▼

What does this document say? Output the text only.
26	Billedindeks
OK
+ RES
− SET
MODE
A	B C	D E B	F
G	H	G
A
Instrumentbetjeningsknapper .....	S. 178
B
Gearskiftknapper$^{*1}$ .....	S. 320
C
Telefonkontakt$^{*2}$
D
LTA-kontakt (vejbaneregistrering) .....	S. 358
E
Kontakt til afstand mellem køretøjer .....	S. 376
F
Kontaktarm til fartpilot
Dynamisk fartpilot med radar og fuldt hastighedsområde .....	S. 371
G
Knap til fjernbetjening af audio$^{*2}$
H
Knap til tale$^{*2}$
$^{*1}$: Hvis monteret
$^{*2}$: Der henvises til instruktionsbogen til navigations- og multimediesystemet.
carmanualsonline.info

▲
▼

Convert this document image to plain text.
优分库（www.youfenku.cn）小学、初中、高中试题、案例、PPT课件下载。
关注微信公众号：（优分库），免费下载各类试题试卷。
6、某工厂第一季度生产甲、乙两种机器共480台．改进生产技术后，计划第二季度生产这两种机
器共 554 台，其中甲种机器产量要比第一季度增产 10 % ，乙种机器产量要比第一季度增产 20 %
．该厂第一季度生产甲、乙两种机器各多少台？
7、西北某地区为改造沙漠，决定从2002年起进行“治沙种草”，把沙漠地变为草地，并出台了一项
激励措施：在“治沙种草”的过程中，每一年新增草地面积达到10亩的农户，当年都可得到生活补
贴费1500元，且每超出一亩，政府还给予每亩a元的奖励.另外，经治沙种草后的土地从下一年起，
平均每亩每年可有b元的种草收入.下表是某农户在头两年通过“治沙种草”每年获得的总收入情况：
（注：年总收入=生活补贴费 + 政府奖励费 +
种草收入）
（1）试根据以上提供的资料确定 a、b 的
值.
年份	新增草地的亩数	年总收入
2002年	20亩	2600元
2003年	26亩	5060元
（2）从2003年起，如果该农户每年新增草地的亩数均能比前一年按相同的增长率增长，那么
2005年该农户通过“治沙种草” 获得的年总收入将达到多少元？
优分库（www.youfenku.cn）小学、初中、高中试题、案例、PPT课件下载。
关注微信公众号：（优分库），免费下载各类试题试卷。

▲

PROBLEM REQUIREMENTS:
Ascertain the number of lines in the entries that include the word "fartpilot", and report only that number.

ANSWER TO THIS PROBLEM:
2